EXERCISE GOAL
Format the records from the first line up to and including the line with "table-cell[interactable]: 大学卒業証書 <box>516 910" as a numbered list, omitting blank lines and nothing past that line.

──────────────────────────────

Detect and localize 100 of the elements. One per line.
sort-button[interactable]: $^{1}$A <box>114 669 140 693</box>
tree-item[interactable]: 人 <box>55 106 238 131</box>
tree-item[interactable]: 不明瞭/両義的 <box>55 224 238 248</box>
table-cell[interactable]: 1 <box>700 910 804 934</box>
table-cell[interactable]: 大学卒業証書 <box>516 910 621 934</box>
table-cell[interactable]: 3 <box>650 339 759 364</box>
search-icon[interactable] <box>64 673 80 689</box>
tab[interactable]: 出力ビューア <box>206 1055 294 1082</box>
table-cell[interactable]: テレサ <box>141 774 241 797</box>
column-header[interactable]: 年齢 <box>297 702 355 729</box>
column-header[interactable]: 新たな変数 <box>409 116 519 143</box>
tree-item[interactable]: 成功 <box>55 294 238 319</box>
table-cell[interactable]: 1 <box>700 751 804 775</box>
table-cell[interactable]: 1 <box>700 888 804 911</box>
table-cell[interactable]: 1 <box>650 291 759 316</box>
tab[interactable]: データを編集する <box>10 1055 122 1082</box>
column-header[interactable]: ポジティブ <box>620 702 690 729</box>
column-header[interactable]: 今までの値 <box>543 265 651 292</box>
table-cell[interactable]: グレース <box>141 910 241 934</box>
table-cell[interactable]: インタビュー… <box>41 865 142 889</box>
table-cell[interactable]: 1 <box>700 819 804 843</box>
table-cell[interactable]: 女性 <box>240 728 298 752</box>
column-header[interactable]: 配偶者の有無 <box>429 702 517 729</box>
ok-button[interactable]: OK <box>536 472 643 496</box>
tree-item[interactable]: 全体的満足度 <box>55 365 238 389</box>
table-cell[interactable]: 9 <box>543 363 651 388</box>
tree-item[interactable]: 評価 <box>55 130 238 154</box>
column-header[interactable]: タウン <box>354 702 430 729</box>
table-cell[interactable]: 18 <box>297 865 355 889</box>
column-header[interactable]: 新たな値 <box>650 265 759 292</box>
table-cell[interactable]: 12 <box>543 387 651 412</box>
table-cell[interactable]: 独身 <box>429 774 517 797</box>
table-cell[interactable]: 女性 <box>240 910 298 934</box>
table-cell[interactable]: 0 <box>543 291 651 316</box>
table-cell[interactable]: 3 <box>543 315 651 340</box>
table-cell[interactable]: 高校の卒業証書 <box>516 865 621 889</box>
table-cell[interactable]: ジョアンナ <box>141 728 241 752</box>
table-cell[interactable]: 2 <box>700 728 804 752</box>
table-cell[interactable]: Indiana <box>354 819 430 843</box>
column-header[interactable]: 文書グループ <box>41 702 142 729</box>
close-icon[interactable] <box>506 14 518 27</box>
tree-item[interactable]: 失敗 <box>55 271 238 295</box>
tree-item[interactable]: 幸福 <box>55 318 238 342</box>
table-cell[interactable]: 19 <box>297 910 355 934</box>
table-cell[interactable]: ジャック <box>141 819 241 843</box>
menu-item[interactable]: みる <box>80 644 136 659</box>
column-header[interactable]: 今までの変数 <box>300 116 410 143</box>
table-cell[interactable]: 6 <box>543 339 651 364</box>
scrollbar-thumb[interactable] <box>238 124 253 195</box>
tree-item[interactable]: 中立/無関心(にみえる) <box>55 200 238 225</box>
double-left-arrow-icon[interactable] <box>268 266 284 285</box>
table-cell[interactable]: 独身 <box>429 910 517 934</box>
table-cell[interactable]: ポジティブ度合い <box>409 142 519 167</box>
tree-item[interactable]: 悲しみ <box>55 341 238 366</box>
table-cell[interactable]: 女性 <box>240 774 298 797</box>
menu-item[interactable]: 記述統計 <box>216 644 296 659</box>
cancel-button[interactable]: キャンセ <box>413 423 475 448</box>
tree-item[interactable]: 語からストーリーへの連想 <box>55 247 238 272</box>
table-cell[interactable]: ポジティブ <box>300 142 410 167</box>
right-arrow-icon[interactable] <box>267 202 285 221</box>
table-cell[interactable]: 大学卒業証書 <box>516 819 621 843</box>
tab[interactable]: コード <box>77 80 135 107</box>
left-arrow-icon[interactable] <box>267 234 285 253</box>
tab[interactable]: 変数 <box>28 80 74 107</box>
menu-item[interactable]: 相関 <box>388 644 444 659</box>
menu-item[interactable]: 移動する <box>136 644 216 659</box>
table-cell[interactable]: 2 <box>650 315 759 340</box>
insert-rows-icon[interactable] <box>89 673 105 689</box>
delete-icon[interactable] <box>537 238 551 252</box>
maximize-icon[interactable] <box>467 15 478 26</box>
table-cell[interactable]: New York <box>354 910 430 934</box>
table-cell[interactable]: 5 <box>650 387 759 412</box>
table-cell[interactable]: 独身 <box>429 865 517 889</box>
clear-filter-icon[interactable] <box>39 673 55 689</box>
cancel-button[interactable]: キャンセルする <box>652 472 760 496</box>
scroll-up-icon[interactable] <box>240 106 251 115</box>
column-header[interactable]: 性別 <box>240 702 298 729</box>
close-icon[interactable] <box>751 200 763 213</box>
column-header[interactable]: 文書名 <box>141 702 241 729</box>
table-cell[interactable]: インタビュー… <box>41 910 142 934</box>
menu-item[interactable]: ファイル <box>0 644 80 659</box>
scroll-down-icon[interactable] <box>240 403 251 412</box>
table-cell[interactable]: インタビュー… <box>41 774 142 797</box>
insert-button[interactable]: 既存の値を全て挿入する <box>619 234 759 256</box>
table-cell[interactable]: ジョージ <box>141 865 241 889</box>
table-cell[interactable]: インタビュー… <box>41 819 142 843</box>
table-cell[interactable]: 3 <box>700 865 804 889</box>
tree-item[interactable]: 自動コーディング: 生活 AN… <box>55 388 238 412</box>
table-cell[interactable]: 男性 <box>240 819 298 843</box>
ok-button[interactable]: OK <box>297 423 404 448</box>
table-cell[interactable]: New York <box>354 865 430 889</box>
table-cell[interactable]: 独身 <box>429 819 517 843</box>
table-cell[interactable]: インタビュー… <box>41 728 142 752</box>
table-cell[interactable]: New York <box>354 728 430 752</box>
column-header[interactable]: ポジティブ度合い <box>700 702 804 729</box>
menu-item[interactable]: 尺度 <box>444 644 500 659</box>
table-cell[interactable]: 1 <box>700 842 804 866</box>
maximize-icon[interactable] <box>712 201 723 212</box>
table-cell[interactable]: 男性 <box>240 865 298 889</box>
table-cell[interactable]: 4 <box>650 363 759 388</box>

──────────────────────────────

RESULT FOR THIS EXERCISE
1. Detect and localize 100 of the elements. One per line.
2. sort-button[interactable]: $^{1}$A <box>114 669 140 693</box>
3. tree-item[interactable]: 人 <box>55 106 238 131</box>
4. tree-item[interactable]: 不明瞭/両義的 <box>55 224 238 248</box>
5. table-cell[interactable]: 1 <box>700 910 804 934</box>
6. table-cell[interactable]: 大学卒業証書 <box>516 910 621 934</box>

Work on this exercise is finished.